▸ Raw data:
%%

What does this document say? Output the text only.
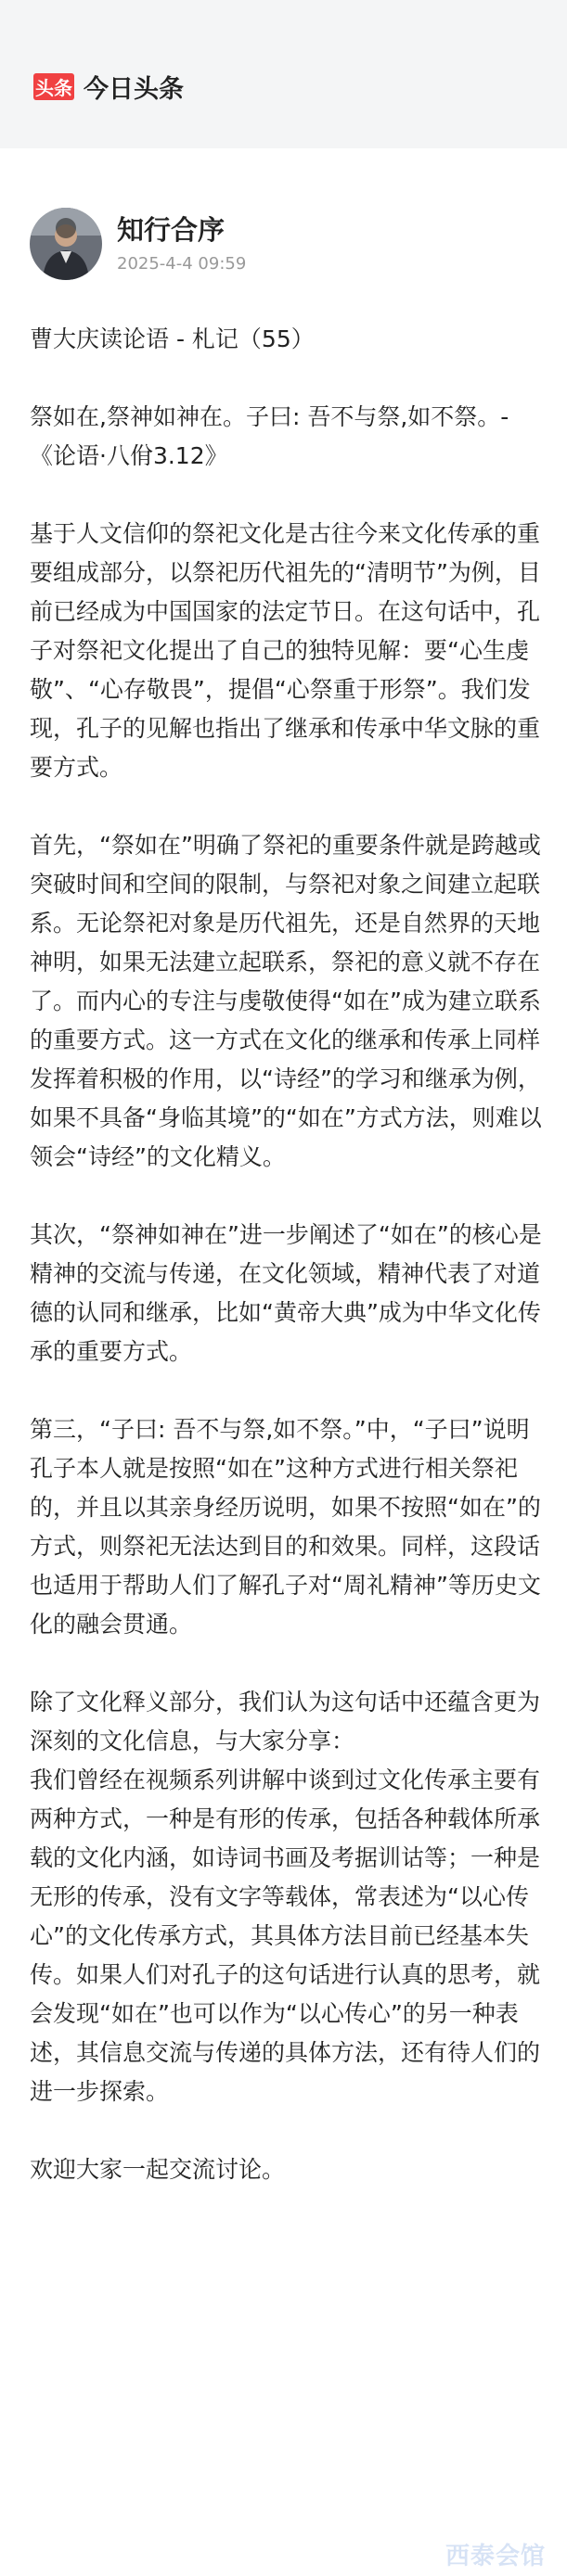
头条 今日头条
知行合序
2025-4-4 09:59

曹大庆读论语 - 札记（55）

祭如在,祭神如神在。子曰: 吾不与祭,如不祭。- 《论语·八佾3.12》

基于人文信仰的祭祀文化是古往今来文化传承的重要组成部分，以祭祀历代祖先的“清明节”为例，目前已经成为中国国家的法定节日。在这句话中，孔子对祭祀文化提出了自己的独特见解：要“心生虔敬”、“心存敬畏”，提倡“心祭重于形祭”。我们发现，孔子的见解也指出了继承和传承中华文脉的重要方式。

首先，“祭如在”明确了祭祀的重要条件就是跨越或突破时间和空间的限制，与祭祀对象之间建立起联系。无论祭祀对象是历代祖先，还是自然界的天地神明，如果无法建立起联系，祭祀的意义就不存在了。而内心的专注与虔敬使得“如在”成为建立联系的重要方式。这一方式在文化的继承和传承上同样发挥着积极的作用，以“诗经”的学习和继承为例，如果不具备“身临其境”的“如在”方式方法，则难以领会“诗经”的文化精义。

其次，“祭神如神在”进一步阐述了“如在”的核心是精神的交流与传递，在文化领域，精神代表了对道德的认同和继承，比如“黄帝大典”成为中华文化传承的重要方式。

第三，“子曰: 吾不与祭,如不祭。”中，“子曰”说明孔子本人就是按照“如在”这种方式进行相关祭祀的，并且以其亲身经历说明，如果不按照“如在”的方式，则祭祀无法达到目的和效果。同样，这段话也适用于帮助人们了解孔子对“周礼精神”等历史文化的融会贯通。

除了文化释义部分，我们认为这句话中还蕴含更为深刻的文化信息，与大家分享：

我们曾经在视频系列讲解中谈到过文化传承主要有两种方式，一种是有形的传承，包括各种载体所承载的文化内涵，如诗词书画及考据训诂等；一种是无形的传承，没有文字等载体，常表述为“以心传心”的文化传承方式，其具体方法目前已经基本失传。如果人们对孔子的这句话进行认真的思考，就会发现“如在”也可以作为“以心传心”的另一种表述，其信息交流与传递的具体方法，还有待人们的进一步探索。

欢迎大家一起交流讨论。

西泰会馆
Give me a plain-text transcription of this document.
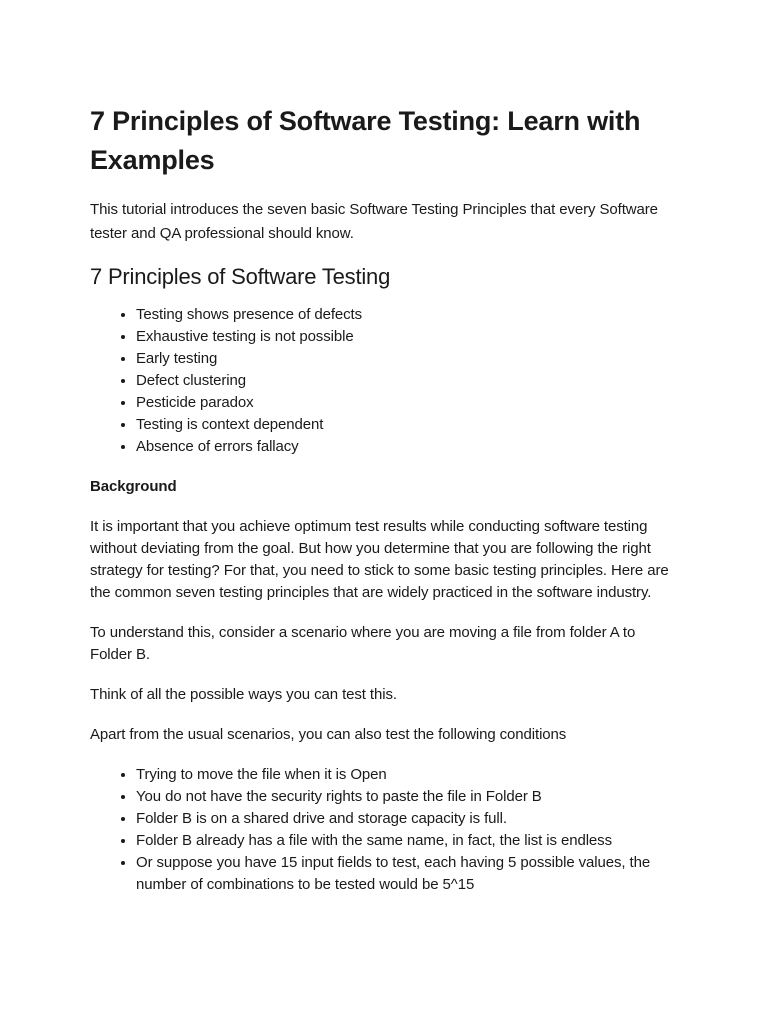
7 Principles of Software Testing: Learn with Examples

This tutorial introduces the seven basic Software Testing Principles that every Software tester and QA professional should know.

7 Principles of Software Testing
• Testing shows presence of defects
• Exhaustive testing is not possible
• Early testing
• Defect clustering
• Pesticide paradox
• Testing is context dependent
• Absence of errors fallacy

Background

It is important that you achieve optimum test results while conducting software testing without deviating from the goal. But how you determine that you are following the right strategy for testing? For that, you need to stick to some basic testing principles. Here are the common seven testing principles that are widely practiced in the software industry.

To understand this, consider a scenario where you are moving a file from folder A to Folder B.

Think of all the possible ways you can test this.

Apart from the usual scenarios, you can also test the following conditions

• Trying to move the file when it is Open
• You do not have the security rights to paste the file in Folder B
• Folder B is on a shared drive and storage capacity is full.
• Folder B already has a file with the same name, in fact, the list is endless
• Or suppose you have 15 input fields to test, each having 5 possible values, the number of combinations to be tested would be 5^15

%%

▸ Exercise:
Pull out each line of the entries that contains "have".

▸ Task response:
• You do not have the security rights to paste the file in Folder B
• Or suppose you have 15 input fields to test, each having 5 possible values, the number of combinations to be tested would be 5^15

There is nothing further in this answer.